Set task
Look through the records that follow. Copy every line containing the word "Documents".

Material provided

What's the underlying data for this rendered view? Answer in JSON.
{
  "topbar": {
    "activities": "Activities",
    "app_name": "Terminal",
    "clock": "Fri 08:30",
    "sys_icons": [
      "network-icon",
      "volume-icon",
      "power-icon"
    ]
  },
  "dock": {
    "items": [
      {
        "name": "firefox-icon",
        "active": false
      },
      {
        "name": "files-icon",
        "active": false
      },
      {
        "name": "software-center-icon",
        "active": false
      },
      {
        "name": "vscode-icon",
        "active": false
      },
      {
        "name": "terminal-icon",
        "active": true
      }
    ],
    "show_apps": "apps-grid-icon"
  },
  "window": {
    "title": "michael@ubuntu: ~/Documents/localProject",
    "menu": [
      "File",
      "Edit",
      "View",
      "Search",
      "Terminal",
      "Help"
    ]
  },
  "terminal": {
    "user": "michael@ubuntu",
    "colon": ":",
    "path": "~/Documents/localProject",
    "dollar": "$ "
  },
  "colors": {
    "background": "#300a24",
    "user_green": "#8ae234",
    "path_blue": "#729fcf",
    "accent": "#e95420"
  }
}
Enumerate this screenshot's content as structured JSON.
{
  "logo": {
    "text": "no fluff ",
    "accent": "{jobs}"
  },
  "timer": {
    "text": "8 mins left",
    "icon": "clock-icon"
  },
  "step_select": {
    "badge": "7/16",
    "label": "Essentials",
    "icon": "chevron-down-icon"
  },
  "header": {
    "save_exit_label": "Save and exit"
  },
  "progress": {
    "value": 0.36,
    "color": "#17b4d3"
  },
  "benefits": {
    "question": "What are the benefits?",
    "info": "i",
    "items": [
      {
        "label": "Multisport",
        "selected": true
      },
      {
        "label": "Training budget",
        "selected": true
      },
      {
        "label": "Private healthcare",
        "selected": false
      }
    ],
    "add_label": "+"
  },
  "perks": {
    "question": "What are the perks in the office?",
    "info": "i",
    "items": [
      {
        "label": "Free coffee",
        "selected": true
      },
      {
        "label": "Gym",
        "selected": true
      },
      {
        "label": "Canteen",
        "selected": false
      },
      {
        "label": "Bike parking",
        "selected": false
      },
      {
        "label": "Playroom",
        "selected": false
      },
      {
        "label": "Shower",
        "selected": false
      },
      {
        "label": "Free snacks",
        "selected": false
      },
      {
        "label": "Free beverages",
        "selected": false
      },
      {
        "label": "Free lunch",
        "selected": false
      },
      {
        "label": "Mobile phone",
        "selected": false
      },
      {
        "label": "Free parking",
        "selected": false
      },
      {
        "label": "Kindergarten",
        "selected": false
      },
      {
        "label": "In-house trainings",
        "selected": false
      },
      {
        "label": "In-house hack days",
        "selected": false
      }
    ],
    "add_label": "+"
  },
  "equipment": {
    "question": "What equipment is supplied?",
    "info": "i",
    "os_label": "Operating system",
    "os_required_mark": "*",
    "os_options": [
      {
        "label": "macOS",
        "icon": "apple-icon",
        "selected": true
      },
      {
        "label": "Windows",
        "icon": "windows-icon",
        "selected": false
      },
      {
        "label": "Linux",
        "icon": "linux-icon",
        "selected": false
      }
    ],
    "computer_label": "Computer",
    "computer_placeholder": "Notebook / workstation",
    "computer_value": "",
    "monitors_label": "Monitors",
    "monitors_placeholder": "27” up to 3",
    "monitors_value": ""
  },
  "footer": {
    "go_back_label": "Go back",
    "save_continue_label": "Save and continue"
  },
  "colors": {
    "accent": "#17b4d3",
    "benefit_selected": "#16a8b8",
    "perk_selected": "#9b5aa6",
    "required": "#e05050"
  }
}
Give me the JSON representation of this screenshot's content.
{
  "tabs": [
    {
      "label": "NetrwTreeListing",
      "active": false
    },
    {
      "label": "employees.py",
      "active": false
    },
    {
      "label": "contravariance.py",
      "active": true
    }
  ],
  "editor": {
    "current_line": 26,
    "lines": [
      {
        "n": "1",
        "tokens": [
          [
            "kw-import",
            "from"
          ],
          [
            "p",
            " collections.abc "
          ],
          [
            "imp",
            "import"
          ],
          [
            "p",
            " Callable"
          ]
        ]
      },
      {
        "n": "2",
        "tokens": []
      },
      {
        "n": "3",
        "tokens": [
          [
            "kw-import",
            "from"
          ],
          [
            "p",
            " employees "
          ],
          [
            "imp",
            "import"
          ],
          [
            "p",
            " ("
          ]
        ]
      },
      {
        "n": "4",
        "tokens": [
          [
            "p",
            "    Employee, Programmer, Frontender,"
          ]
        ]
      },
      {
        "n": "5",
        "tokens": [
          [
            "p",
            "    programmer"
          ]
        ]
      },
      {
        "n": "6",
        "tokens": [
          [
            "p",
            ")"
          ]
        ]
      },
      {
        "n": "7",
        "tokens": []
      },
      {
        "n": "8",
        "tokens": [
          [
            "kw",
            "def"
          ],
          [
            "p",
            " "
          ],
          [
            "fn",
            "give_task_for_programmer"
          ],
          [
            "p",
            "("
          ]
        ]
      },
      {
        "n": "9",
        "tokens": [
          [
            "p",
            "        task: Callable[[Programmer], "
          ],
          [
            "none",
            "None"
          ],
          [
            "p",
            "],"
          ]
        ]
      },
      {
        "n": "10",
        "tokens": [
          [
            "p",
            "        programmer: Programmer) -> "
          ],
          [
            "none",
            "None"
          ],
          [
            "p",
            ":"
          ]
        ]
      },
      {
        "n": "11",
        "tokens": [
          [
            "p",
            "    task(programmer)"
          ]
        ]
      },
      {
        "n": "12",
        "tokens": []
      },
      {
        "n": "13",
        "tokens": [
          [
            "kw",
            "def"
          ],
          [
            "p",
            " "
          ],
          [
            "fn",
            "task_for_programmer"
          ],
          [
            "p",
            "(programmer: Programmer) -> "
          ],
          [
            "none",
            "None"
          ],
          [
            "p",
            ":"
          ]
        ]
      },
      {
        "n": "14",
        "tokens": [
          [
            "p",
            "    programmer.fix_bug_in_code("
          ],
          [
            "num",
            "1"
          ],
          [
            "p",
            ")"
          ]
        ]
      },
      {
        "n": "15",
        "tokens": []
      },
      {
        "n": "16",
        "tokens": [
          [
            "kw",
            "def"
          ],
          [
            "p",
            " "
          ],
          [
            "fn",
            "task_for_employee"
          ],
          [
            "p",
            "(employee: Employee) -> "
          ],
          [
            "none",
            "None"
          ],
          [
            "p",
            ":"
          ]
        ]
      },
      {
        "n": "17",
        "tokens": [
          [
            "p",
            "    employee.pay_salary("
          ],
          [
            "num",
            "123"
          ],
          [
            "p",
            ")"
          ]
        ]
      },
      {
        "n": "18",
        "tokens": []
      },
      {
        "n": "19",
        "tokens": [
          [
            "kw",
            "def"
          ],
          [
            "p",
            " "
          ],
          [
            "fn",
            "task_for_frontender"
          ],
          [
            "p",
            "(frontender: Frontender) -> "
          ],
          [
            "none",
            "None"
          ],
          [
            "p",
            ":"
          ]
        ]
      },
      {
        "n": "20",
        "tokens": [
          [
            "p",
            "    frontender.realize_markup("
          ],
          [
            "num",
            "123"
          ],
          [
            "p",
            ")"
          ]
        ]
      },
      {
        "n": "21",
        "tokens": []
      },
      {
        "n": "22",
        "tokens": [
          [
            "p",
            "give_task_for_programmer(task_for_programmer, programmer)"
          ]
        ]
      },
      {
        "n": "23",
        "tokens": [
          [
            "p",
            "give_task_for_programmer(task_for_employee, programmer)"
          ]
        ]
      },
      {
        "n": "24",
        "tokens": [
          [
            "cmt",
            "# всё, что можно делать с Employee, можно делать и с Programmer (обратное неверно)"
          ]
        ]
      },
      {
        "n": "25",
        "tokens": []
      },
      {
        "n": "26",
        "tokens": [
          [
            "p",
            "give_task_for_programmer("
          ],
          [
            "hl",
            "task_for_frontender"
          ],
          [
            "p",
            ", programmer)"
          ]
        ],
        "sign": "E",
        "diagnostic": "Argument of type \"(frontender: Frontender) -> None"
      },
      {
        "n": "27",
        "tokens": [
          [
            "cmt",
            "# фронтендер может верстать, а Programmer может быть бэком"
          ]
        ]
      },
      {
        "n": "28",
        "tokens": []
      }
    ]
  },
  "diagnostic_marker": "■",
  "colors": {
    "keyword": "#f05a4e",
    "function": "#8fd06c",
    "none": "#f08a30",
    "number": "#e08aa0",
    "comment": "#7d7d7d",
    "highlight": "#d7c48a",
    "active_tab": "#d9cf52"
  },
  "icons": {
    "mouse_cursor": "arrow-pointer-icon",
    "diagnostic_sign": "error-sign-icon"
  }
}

The result
    "title": "michael@ubuntu: ~/Documents/localProject",
    "path": "~/Documents/localProject",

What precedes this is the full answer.